> WHAT TO DO:
Pictures appear in the records below; write out everything else exactly.

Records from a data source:
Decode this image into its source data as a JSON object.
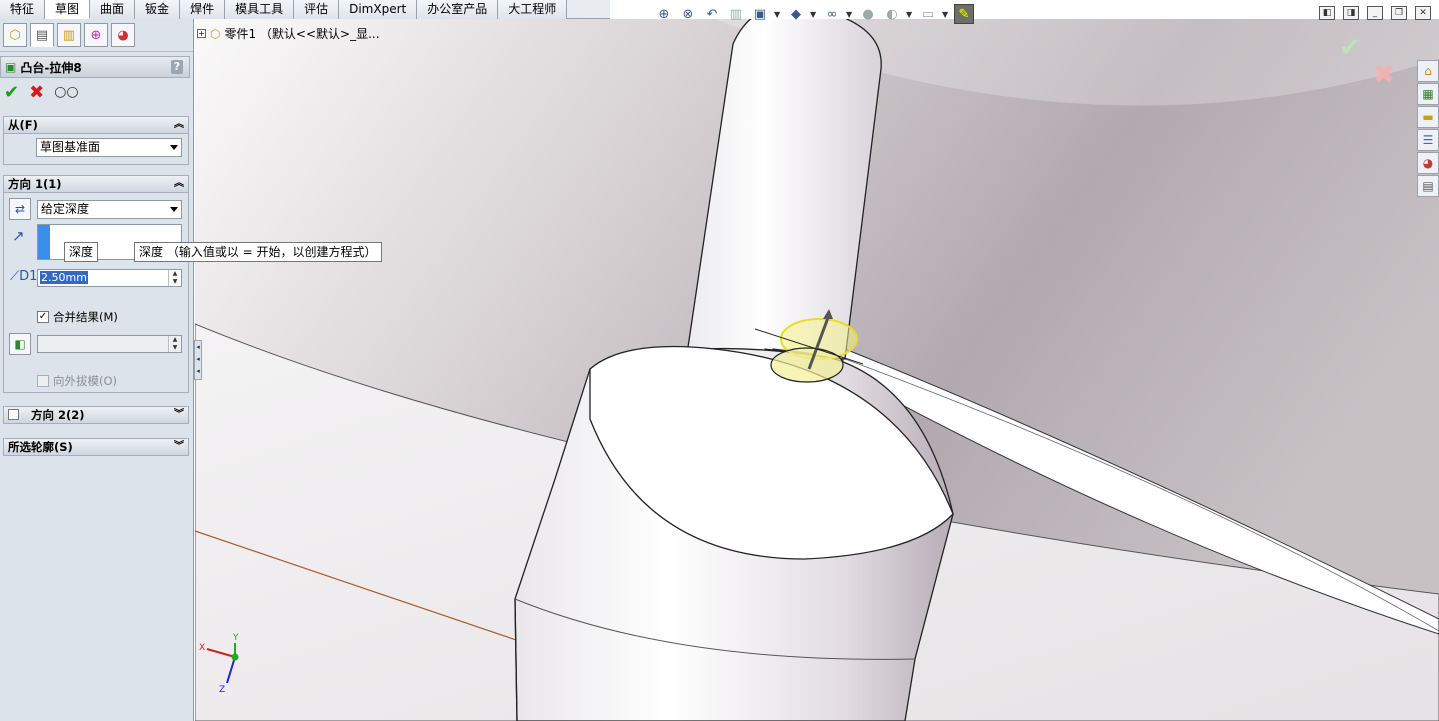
{
  "tabs": [
    "特征",
    "草图",
    "曲面",
    "钣金",
    "焊件",
    "模具工具",
    "评估",
    "DimXpert",
    "办公室产品",
    "大工程师"
  ],
  "active_tab_index": 1,
  "tree": {
    "label": "零件1 （默认<<默认>_显..."
  },
  "pm": {
    "title": "凸台-拉伸8",
    "help": "?",
    "from": {
      "header": "从(F)",
      "value": "草图基准面"
    },
    "dir1": {
      "header": "方向 1(1)",
      "end_condition": "给定深度",
      "depth_value": "2.50mm",
      "merge_label": "合并结果(M)",
      "merge_checked": "✓",
      "draft_label": "向外拔模(O)"
    },
    "dir2": {
      "header": "方向 2(2)"
    },
    "contours": {
      "header": "所选轮廓(S)"
    }
  },
  "tooltips": {
    "small": "深度",
    "long": "深度 （输入值或以 = 开始，以创建方程式）"
  },
  "colors": {
    "selection_yellow": "#f6f28a",
    "body_white": "#f4f2f4",
    "bg_gray": "#b9b3b8",
    "sketch_line": "#a55a2a"
  },
  "triad": {
    "x": "X",
    "y": "Y",
    "z": "Z"
  }
}
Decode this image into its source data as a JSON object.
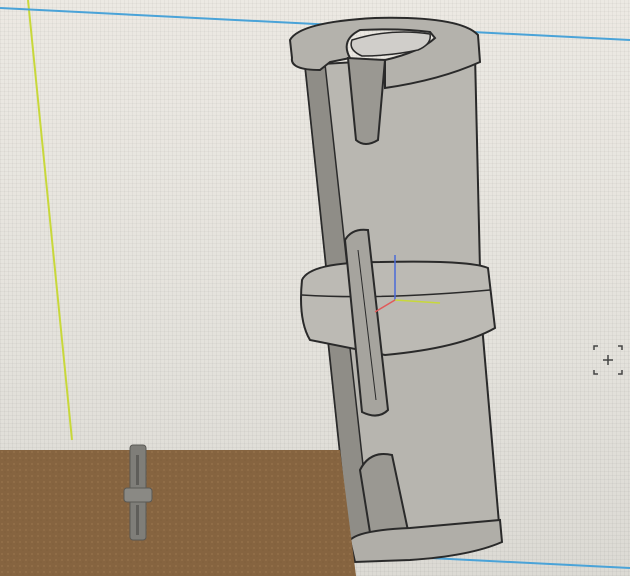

> ANSWER TO THIS TASK:
Decode this image into its source data as a JSON object.
{
  "tabs": [
    "特征",
    "草图",
    "曲面",
    "钣金",
    "焊件",
    "模具工具",
    "评估",
    "DimXpert",
    "办公室产品",
    "大工程师"
  ],
  "active_tab_index": 1,
  "tree": {
    "label": "零件1 （默认<<默认>_显..."
  },
  "pm": {
    "title": "凸台-拉伸8",
    "help": "?",
    "from": {
      "header": "从(F)",
      "value": "草图基准面"
    },
    "dir1": {
      "header": "方向 1(1)",
      "end_condition": "给定深度",
      "depth_value": "2.50mm",
      "merge_label": "合并结果(M)",
      "merge_checked": "✓",
      "draft_label": "向外拔模(O)"
    },
    "dir2": {
      "header": "方向 2(2)"
    },
    "contours": {
      "header": "所选轮廓(S)"
    }
  },
  "tooltips": {
    "small": "深度",
    "long": "深度 （输入值或以 = 开始，以创建方程式）"
  },
  "colors": {
    "selection_yellow": "#f6f28a",
    "body_white": "#f4f2f4",
    "bg_gray": "#b9b3b8",
    "sketch_line": "#a55a2a"
  },
  "triad": {
    "x": "X",
    "y": "Y",
    "z": "Z"
  }
}
Decode this image into its source data as a JSON object.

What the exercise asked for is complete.